Excerpt from a dataset:

--

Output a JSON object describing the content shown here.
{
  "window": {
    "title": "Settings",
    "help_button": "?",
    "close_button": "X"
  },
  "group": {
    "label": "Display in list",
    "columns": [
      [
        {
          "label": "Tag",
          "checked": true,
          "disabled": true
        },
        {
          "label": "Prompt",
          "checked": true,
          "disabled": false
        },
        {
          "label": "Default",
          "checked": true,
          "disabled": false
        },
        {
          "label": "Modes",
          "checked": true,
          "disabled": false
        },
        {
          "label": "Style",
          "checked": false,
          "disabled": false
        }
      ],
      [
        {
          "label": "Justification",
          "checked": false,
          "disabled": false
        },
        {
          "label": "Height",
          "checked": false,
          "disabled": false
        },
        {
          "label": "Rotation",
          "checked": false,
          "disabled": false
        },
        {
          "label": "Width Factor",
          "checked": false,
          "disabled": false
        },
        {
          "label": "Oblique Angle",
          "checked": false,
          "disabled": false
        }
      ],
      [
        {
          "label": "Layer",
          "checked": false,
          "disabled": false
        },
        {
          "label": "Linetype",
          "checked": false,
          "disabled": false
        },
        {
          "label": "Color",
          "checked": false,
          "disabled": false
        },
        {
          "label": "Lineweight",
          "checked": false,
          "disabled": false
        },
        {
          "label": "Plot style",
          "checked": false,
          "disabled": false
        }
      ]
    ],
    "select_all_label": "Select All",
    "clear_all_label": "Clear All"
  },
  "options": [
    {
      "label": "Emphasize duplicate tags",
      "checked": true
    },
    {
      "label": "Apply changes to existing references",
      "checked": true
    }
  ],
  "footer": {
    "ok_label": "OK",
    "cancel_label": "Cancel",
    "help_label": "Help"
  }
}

--

## Task prompt
Reproduce all data above, unchanged.

## Finished exercise
Output a JSON object describing the content shown here.
{
  "window": {
    "title": "Settings",
    "help_button": "?",
    "close_button": "X"
  },
  "group": {
    "label": "Display in list",
    "columns": [
      [
        {
          "label": "Tag",
          "checked": true,
          "disabled": true
        },
        {
          "label": "Prompt",
          "checked": true,
          "disabled": false
        },
        {
          "label": "Default",
          "checked": true,
          "disabled": false
        },
        {
          "label": "Modes",
          "checked": true,
          "disabled": false
        },
        {
          "label": "Style",
          "checked": false,
          "disabled": false
        }
      ],
      [
        {
          "label": "Justification",
          "checked": false,
          "disabled": false
        },
        {
          "label": "Height",
          "checked": false,
          "disabled": false
        },
        {
          "label": "Rotation",
          "checked": false,
          "disabled": false
        },
        {
          "label": "Width Factor",
          "checked": false,
          "disabled": false
        },
        {
          "label": "Oblique Angle",
          "checked": false,
          "disabled": false
        }
      ],
      [
        {
          "label": "Layer",
          "checked": false,
          "disabled": false
        },
        {
          "label": "Linetype",
          "checked": false,
          "disabled": false
        },
        {
          "label": "Color",
          "checked": false,
          "disabled": false
        },
        {
          "label": "Lineweight",
          "checked": false,
          "disabled": false
        },
        {
          "label": "Plot style",
          "checked": false,
          "disabled": false
        }
      ]
    ],
    "select_all_label": "Select All",
    "clear_all_label": "Clear All"
  },
  "options": [
    {
      "label": "Emphasize duplicate tags",
      "checked": true
    },
    {
      "label": "Apply changes to existing references",
      "checked": true
    }
  ],
  "footer": {
    "ok_label": "OK",
    "cancel_label": "Cancel",
    "help_label": "Help"
  }
}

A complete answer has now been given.